Set exercise: Repeat the material in full. Keep every line exactly as it is.
|---|
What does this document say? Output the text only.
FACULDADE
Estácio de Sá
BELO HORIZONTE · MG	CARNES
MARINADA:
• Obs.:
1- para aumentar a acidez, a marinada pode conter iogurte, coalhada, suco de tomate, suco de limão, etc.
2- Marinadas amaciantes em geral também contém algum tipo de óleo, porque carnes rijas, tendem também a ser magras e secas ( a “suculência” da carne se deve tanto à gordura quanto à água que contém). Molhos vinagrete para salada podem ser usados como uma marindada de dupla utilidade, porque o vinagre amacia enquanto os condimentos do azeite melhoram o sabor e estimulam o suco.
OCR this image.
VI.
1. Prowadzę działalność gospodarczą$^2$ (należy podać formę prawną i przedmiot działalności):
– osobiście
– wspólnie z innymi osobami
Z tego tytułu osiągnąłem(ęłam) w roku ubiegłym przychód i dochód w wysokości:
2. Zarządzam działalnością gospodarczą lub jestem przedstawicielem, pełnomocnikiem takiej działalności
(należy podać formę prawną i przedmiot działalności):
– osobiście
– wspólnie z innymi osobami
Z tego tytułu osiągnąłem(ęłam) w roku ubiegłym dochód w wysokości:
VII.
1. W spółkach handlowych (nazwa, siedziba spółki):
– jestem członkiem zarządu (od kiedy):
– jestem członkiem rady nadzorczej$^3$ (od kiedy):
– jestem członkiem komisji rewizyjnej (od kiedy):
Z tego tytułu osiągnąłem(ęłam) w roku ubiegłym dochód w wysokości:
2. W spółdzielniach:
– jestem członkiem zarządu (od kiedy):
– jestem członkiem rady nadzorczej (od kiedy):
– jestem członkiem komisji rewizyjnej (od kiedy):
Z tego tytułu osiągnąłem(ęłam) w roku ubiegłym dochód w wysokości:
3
|---|
Exercise solution:
What does this document say? Output the text only.
FACULDADE
Estácio de Sá
BELO HORIZONTE · MG	CARNES
MARINADA:
• Obs.:
1- para aumentar a acidez, a marinada pode conter iogurte, coalhada, suco de tomate, suco de limão, etc.
2- Marinadas amaciantes em geral também contém algum tipo de óleo, porque carnes rijas, tendem também a ser magras e secas ( a “suculência” da carne se deve tanto à gordura quanto à água que contém). Molhos vinagrete para salada podem ser usados como uma marindada de dupla utilidade, porque o vinagre amacia enquanto os condimentos do azeite melhoram o sabor e estimulam o suco.
OCR this image.
VI.
1. Prowadzę działalność gospodarczą$^2$ (należy podać formę prawną i przedmiot działalności):
– osobiście
– wspólnie z innymi osobami
Z tego tytułu osiągnąłem(ęłam) w roku ubiegłym przychód i dochód w wysokości:
2. Zarządzam działalnością gospodarczą lub jestem przedstawicielem, pełnomocnikiem takiej działalności
(należy podać formę prawną i przedmiot działalności):
– osobiście
– wspólnie z innymi osobami
Z tego tytułu osiągnąłem(ęłam) w roku ubiegłym dochód w wysokości:
VII.
1. W spółkach handlowych (nazwa, siedziba spółki):
– jestem członkiem zarządu (od kiedy):
– jestem członkiem rady nadzorczej$^3$ (od kiedy):
– jestem członkiem komisji rewizyjnej (od kiedy):
Z tego tytułu osiągnąłem(ęłam) w roku ubiegłym dochód w wysokości:
2. W spółdzielniach:
– jestem członkiem zarządu (od kiedy):
– jestem członkiem rady nadzorczej (od kiedy):
– jestem członkiem komisji rewizyjnej (od kiedy):
Z tego tytułu osiągnąłem(ęłam) w roku ubiegłym dochód w wysokości:
3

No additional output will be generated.